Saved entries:
* start *

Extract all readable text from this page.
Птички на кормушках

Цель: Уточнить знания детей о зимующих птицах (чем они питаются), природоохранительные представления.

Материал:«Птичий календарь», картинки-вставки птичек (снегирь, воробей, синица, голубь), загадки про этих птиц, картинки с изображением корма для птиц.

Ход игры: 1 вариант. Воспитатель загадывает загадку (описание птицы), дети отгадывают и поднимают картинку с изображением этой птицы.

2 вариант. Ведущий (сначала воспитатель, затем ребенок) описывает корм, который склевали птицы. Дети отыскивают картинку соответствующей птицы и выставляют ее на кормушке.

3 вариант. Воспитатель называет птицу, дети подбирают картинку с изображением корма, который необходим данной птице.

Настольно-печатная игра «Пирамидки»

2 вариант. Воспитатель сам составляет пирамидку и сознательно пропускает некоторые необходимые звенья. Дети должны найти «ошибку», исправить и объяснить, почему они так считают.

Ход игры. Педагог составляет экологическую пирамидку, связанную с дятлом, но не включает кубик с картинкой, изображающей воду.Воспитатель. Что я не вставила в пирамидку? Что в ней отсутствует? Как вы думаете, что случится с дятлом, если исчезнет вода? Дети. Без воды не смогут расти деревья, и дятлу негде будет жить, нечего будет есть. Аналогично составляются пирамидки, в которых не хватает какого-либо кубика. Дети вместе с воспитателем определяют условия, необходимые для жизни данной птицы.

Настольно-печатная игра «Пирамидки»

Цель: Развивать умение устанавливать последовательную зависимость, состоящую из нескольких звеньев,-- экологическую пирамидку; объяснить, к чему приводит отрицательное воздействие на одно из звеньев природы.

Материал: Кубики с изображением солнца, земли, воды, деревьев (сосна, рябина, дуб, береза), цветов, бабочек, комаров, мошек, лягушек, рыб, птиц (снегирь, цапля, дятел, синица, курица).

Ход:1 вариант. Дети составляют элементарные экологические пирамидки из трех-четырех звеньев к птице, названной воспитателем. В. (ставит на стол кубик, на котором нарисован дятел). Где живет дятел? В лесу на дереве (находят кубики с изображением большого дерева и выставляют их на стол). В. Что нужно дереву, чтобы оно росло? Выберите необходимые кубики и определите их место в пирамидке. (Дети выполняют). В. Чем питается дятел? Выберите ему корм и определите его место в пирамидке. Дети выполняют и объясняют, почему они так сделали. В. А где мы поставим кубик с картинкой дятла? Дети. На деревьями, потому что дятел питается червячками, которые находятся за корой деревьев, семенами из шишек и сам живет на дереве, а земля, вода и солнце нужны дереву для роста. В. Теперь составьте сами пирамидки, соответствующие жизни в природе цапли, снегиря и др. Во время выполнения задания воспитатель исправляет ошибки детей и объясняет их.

* end *

> Job
Extract every line above exactly as it stands.

> Problem solution
Extract all readable text from this page.
Птички на кормушках

Цель: Уточнить знания детей о зимующих птицах (чем они питаются), природоохранительные представления.

Материал:«Птичий календарь», картинки-вставки птичек (снегирь, воробей, синица, голубь), загадки про этих птиц, картинки с изображением корма для птиц.

Ход игры: 1 вариант. Воспитатель загадывает загадку (описание птицы), дети отгадывают и поднимают картинку с изображением этой птицы.

2 вариант. Ведущий (сначала воспитатель, затем ребенок) описывает корм, который склевали птицы. Дети отыскивают картинку соответствующей птицы и выставляют ее на кормушке.

3 вариант. Воспитатель называет птицу, дети подбирают картинку с изображением корма, который необходим данной птице.

Настольно-печатная игра «Пирамидки»

2 вариант. Воспитатель сам составляет пирамидку и сознательно пропускает некоторые необходимые звенья. Дети должны найти «ошибку», исправить и объяснить, почему они так считают.

Ход игры. Педагог составляет экологическую пирамидку, связанную с дятлом, но не включает кубик с картинкой, изображающей воду.Воспитатель. Что я не вставила в пирамидку? Что в ней отсутствует? Как вы думаете, что случится с дятлом, если исчезнет вода? Дети. Без воды не смогут расти деревья, и дятлу негде будет жить, нечего будет есть. Аналогично составляются пирамидки, в которых не хватает какого-либо кубика. Дети вместе с воспитателем определяют условия, необходимые для жизни данной птицы.

Настольно-печатная игра «Пирамидки»

Цель: Развивать умение устанавливать последовательную зависимость, состоящую из нескольких звеньев,-- экологическую пирамидку; объяснить, к чему приводит отрицательное воздействие на одно из звеньев природы.

Материал: Кубики с изображением солнца, земли, воды, деревьев (сосна, рябина, дуб, береза), цветов, бабочек, комаров, мошек, лягушек, рыб, птиц (снегирь, цапля, дятел, синица, курица).

Ход:1 вариант. Дети составляют элементарные экологические пирамидки из трех-четырех звеньев к птице, названной воспитателем. В. (ставит на стол кубик, на котором нарисован дятел). Где живет дятел? В лесу на дереве (находят кубики с изображением большого дерева и выставляют их на стол). В. Что нужно дереву, чтобы оно росло? Выберите необходимые кубики и определите их место в пирамидке. (Дети выполняют). В. Чем питается дятел? Выберите ему корм и определите его место в пирамидке. Дети выполняют и объясняют, почему они так сделали. В. А где мы поставим кубик с картинкой дятла? Дети. На деревьями, потому что дятел питается червячками, которые находятся за корой деревьев, семенами из шишек и сам живет на дереве, а земля, вода и солнце нужны дереву для роста. В. Теперь составьте сами пирамидки, соответствующие жизни в природе цапли, снегиря и др. Во время выполнения задания воспитатель исправляет ошибки детей и объясняет их.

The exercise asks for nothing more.